— START Data extract —
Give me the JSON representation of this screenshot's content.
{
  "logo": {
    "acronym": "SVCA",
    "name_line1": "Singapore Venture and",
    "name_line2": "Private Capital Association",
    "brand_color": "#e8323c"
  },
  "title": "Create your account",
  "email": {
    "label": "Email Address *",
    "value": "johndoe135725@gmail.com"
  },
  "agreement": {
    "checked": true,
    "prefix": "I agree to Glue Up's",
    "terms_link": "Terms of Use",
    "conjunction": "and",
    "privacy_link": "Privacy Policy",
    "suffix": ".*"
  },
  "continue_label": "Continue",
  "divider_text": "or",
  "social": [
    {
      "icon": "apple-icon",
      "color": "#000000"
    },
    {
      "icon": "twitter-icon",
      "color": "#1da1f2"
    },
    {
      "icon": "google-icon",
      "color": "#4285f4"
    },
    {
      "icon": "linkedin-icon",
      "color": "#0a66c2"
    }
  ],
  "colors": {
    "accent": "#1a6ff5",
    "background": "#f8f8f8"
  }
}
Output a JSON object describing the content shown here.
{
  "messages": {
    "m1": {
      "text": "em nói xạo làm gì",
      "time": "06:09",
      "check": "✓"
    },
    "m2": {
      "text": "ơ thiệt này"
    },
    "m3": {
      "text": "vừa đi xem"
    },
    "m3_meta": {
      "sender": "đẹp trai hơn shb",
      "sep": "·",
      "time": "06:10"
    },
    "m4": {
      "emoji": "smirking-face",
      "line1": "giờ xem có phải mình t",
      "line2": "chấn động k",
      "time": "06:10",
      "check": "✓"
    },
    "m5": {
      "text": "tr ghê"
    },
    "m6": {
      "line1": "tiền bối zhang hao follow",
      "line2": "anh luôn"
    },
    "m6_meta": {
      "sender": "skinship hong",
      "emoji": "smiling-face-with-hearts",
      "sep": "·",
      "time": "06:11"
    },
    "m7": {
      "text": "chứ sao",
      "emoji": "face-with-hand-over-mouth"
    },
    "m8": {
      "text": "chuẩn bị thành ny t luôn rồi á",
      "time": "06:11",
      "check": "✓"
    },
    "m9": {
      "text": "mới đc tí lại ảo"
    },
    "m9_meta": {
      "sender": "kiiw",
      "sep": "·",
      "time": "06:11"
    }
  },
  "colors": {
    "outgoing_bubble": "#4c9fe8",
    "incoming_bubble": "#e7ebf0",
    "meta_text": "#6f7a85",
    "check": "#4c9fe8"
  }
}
— END Data extract —
Exercise prompt: Take every line that includes the string "with" and copy it.

The output:
      "emoji": "smiling-face-with-hearts",
      "emoji": "face-with-hand-over-mouth"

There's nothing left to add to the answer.